***** RECORDS FOR THE EXERCISE
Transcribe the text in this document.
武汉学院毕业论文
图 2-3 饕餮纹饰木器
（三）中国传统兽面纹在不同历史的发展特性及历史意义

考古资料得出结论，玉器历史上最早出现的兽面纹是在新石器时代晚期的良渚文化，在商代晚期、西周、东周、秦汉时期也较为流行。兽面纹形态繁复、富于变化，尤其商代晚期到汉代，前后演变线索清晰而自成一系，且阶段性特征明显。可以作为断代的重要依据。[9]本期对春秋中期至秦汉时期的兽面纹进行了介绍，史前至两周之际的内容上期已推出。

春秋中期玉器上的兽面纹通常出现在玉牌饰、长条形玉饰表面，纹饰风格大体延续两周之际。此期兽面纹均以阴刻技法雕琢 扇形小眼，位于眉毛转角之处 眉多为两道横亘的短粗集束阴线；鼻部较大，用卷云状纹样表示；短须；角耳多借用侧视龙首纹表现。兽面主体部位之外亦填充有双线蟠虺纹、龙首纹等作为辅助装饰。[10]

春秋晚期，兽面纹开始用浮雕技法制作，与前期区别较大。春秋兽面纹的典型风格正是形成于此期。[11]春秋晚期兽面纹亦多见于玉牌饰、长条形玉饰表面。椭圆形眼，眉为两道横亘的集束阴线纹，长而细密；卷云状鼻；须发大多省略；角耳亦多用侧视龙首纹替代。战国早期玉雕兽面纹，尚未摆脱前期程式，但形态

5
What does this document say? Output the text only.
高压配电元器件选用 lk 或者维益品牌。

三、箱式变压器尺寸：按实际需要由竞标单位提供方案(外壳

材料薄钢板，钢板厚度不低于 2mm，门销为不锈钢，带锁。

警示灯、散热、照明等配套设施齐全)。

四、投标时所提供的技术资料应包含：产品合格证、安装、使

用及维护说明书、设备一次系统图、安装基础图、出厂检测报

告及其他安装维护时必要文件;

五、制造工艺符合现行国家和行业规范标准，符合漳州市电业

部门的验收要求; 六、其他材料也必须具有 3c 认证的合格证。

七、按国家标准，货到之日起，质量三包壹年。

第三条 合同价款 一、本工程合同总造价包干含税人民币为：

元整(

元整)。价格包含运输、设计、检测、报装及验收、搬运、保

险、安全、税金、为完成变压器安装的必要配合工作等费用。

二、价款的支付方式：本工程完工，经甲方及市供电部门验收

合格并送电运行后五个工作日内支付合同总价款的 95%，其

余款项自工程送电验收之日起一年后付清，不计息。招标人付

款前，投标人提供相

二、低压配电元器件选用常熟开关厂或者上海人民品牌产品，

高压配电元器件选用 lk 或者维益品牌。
**********
EXERCISE DESCRIPTION -> In the entries above, find lines with "text" and copy each.

THE RESPONSE ->
Transcribe the text in this document.
What does this document say? Output the text only.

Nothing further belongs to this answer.